## Exercise directions
Your job is to retype all of the data word for word, leaving every image out.

++++ Entries shown ++++

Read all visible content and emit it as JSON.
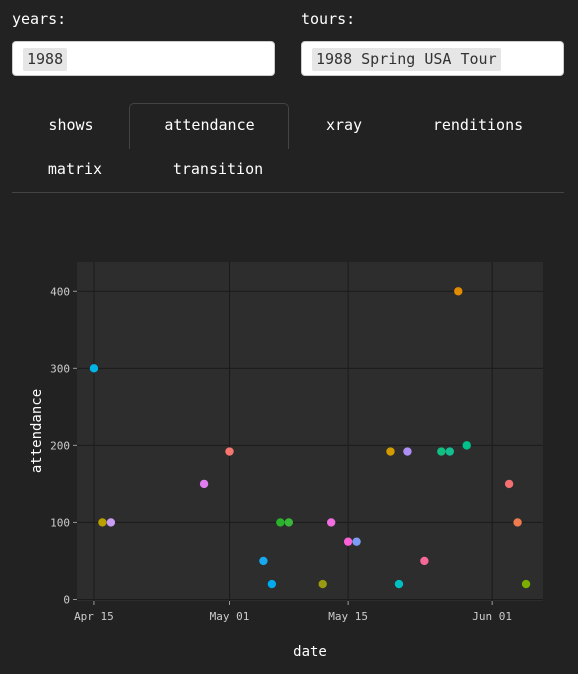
{
  "filters": {
    "years_label": "years:",
    "years_value": "1988",
    "tours_label": "tours:",
    "tours_value": "1988 Spring USA Tour"
  },
  "tabs": [
    {
      "label": "shows",
      "active": false
    },
    {
      "label": "attendance",
      "active": true
    },
    {
      "label": "xray",
      "active": false
    },
    {
      "label": "renditions",
      "active": false
    },
    {
      "label": "matrix",
      "active": false
    },
    {
      "label": "transition",
      "active": false
    }
  ],
  "colors": {
    "background": "#222222",
    "panel": "#2d2d2d",
    "grid": "#1b1b1b",
    "text": "#ffffff",
    "tick_text": "#cccccc"
  },
  "chart_data": {
    "type": "scatter",
    "xlabel": "date",
    "ylabel": "attendance",
    "x_ticks": [
      "Apr 15",
      "May 01",
      "May 15",
      "Jun 01"
    ],
    "x_tick_days": [
      15,
      31,
      45,
      62
    ],
    "y_ticks": [
      0,
      100,
      200,
      300,
      400
    ],
    "xlim_days": [
      13,
      68
    ],
    "ylim": [
      -2,
      438
    ],
    "grid": true,
    "legend": "none",
    "points": [
      {
        "date": "1988-04-15",
        "day": 15,
        "y": 300,
        "color": "#00b4e6"
      },
      {
        "date": "1988-04-16",
        "day": 16,
        "y": 100,
        "color": "#b8a000"
      },
      {
        "date": "1988-04-17",
        "day": 17,
        "y": 100,
        "color": "#c99cf5"
      },
      {
        "date": "1988-04-28",
        "day": 28,
        "y": 150,
        "color": "#e07ef0"
      },
      {
        "date": "1988-05-01",
        "day": 31,
        "y": 192,
        "color": "#f8766d"
      },
      {
        "date": "1988-05-05",
        "day": 35,
        "y": 50,
        "color": "#17a8f0"
      },
      {
        "date": "1988-05-06",
        "day": 36,
        "y": 20,
        "color": "#00aaf0"
      },
      {
        "date": "1988-05-07",
        "day": 37,
        "y": 100,
        "color": "#2ab32a"
      },
      {
        "date": "1988-05-08",
        "day": 38,
        "y": 100,
        "color": "#38b83a"
      },
      {
        "date": "1988-05-12",
        "day": 42,
        "y": 20,
        "color": "#9a9a10"
      },
      {
        "date": "1988-05-13",
        "day": 43,
        "y": 100,
        "color": "#f06ee0"
      },
      {
        "date": "1988-05-15",
        "day": 45,
        "y": 75,
        "color": "#fb61d7"
      },
      {
        "date": "1988-05-16",
        "day": 46,
        "y": 75,
        "color": "#7c9cf5"
      },
      {
        "date": "1988-05-20",
        "day": 50,
        "y": 192,
        "color": "#d49a00"
      },
      {
        "date": "1988-05-21",
        "day": 51,
        "y": 20,
        "color": "#00bfc4"
      },
      {
        "date": "1988-05-22",
        "day": 52,
        "y": 192,
        "color": "#ad8ff5"
      },
      {
        "date": "1988-05-24",
        "day": 54,
        "y": 50,
        "color": "#f6679a"
      },
      {
        "date": "1988-05-26",
        "day": 56,
        "y": 192,
        "color": "#10c080"
      },
      {
        "date": "1988-05-27",
        "day": 57,
        "y": 192,
        "color": "#14be90"
      },
      {
        "date": "1988-05-28",
        "day": 58,
        "y": 400,
        "color": "#e08b00"
      },
      {
        "date": "1988-05-29",
        "day": 59,
        "y": 200,
        "color": "#00c08b"
      },
      {
        "date": "1988-06-03",
        "day": 64,
        "y": 150,
        "color": "#f57070"
      },
      {
        "date": "1988-06-04",
        "day": 65,
        "y": 100,
        "color": "#f07a50"
      },
      {
        "date": "1988-06-05",
        "day": 66,
        "y": 20,
        "color": "#7cae00"
      }
    ]
  }
}
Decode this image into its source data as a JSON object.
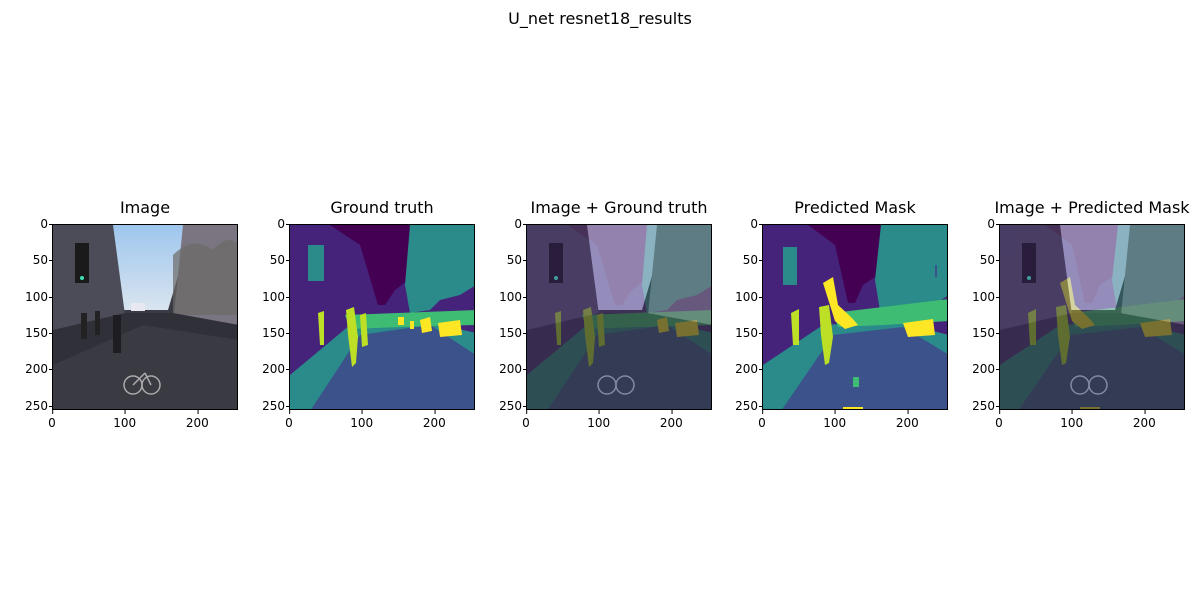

++++

## Task answer
Read all visible content and emit it as JSON.
{
  "filters": {
    "years_label": "years:",
    "years_value": "1988",
    "tours_label": "tours:",
    "tours_value": "1988 Spring USA Tour"
  },
  "tabs": [
    {
      "label": "shows",
      "active": false
    },
    {
      "label": "attendance",
      "active": true
    },
    {
      "label": "xray",
      "active": false
    },
    {
      "label": "renditions",
      "active": false
    },
    {
      "label": "matrix",
      "active": false
    },
    {
      "label": "transition",
      "active": false
    }
  ],
  "colors": {
    "background": "#222222",
    "panel": "#2d2d2d",
    "grid": "#1b1b1b",
    "text": "#ffffff",
    "tick_text": "#cccccc"
  },
  "chart_data": {
    "type": "scatter",
    "xlabel": "date",
    "ylabel": "attendance",
    "x_ticks": [
      "Apr 15",
      "May 01",
      "May 15",
      "Jun 01"
    ],
    "x_tick_days": [
      15,
      31,
      45,
      62
    ],
    "y_ticks": [
      0,
      100,
      200,
      300,
      400
    ],
    "xlim_days": [
      13,
      68
    ],
    "ylim": [
      -2,
      438
    ],
    "grid": true,
    "legend": "none",
    "points": [
      {
        "date": "1988-04-15",
        "day": 15,
        "y": 300,
        "color": "#00b4e6"
      },
      {
        "date": "1988-04-16",
        "day": 16,
        "y": 100,
        "color": "#b8a000"
      },
      {
        "date": "1988-04-17",
        "day": 17,
        "y": 100,
        "color": "#c99cf5"
      },
      {
        "date": "1988-04-28",
        "day": 28,
        "y": 150,
        "color": "#e07ef0"
      },
      {
        "date": "1988-05-01",
        "day": 31,
        "y": 192,
        "color": "#f8766d"
      },
      {
        "date": "1988-05-05",
        "day": 35,
        "y": 50,
        "color": "#17a8f0"
      },
      {
        "date": "1988-05-06",
        "day": 36,
        "y": 20,
        "color": "#00aaf0"
      },
      {
        "date": "1988-05-07",
        "day": 37,
        "y": 100,
        "color": "#2ab32a"
      },
      {
        "date": "1988-05-08",
        "day": 38,
        "y": 100,
        "color": "#38b83a"
      },
      {
        "date": "1988-05-12",
        "day": 42,
        "y": 20,
        "color": "#9a9a10"
      },
      {
        "date": "1988-05-13",
        "day": 43,
        "y": 100,
        "color": "#f06ee0"
      },
      {
        "date": "1988-05-15",
        "day": 45,
        "y": 75,
        "color": "#fb61d7"
      },
      {
        "date": "1988-05-16",
        "day": 46,
        "y": 75,
        "color": "#7c9cf5"
      },
      {
        "date": "1988-05-20",
        "day": 50,
        "y": 192,
        "color": "#d49a00"
      },
      {
        "date": "1988-05-21",
        "day": 51,
        "y": 20,
        "color": "#00bfc4"
      },
      {
        "date": "1988-05-22",
        "day": 52,
        "y": 192,
        "color": "#ad8ff5"
      },
      {
        "date": "1988-05-24",
        "day": 54,
        "y": 50,
        "color": "#f6679a"
      },
      {
        "date": "1988-05-26",
        "day": 56,
        "y": 192,
        "color": "#10c080"
      },
      {
        "date": "1988-05-27",
        "day": 57,
        "y": 192,
        "color": "#14be90"
      },
      {
        "date": "1988-05-28",
        "day": 58,
        "y": 400,
        "color": "#e08b00"
      },
      {
        "date": "1988-05-29",
        "day": 59,
        "y": 200,
        "color": "#00c08b"
      },
      {
        "date": "1988-06-03",
        "day": 64,
        "y": 150,
        "color": "#f57070"
      },
      {
        "date": "1988-06-04",
        "day": 65,
        "y": 100,
        "color": "#f07a50"
      },
      {
        "date": "1988-06-05",
        "day": 66,
        "y": 20,
        "color": "#7cae00"
      }
    ]
  }
}
Decode this image into its source data as a JSON object.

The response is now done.